** Begin Input data **
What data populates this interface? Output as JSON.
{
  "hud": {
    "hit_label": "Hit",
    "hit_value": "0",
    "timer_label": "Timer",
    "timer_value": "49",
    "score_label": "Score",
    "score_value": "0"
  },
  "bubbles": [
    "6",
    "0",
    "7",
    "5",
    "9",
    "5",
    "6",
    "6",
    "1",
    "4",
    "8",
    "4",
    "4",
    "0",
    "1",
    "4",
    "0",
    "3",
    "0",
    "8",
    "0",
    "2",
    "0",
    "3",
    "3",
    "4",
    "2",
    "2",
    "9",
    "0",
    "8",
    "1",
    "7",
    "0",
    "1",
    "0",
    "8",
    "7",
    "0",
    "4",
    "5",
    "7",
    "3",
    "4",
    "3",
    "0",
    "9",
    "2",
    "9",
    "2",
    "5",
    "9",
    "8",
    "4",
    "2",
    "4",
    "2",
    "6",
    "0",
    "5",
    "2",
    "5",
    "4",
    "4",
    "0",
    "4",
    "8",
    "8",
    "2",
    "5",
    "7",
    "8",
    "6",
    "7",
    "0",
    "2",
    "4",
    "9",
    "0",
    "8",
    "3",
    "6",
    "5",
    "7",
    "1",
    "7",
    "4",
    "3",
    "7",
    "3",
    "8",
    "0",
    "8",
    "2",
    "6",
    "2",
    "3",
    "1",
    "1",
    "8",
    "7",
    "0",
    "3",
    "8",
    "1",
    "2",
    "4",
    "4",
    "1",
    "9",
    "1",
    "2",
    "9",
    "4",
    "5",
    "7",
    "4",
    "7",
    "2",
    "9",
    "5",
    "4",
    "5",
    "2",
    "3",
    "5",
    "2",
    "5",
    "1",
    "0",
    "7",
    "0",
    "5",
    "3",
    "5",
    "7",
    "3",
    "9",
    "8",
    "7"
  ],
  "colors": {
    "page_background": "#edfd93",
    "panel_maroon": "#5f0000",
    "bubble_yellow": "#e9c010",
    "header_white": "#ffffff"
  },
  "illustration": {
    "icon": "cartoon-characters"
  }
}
** End Input data **
Set down every line of the listing above again, exactly as given.

_Exercise result_
What data populates this interface? Output as JSON.
{
  "hud": {
    "hit_label": "Hit",
    "hit_value": "0",
    "timer_label": "Timer",
    "timer_value": "49",
    "score_label": "Score",
    "score_value": "0"
  },
  "bubbles": [
    "6",
    "0",
    "7",
    "5",
    "9",
    "5",
    "6",
    "6",
    "1",
    "4",
    "8",
    "4",
    "4",
    "0",
    "1",
    "4",
    "0",
    "3",
    "0",
    "8",
    "0",
    "2",
    "0",
    "3",
    "3",
    "4",
    "2",
    "2",
    "9",
    "0",
    "8",
    "1",
    "7",
    "0",
    "1",
    "0",
    "8",
    "7",
    "0",
    "4",
    "5",
    "7",
    "3",
    "4",
    "3",
    "0",
    "9",
    "2",
    "9",
    "2",
    "5",
    "9",
    "8",
    "4",
    "2",
    "4",
    "2",
    "6",
    "0",
    "5",
    "2",
    "5",
    "4",
    "4",
    "0",
    "4",
    "8",
    "8",
    "2",
    "5",
    "7",
    "8",
    "6",
    "7",
    "0",
    "2",
    "4",
    "9",
    "0",
    "8",
    "3",
    "6",
    "5",
    "7",
    "1",
    "7",
    "4",
    "3",
    "7",
    "3",
    "8",
    "0",
    "8",
    "2",
    "6",
    "2",
    "3",
    "1",
    "1",
    "8",
    "7",
    "0",
    "3",
    "8",
    "1",
    "2",
    "4",
    "4",
    "1",
    "9",
    "1",
    "2",
    "9",
    "4",
    "5",
    "7",
    "4",
    "7",
    "2",
    "9",
    "5",
    "4",
    "5",
    "2",
    "3",
    "5",
    "2",
    "5",
    "1",
    "0",
    "7",
    "0",
    "5",
    "3",
    "5",
    "7",
    "3",
    "9",
    "8",
    "7"
  ],
  "colors": {
    "page_background": "#edfd93",
    "panel_maroon": "#5f0000",
    "bubble_yellow": "#e9c010",
    "header_white": "#ffffff"
  },
  "illustration": {
    "icon": "cartoon-characters"
  }
}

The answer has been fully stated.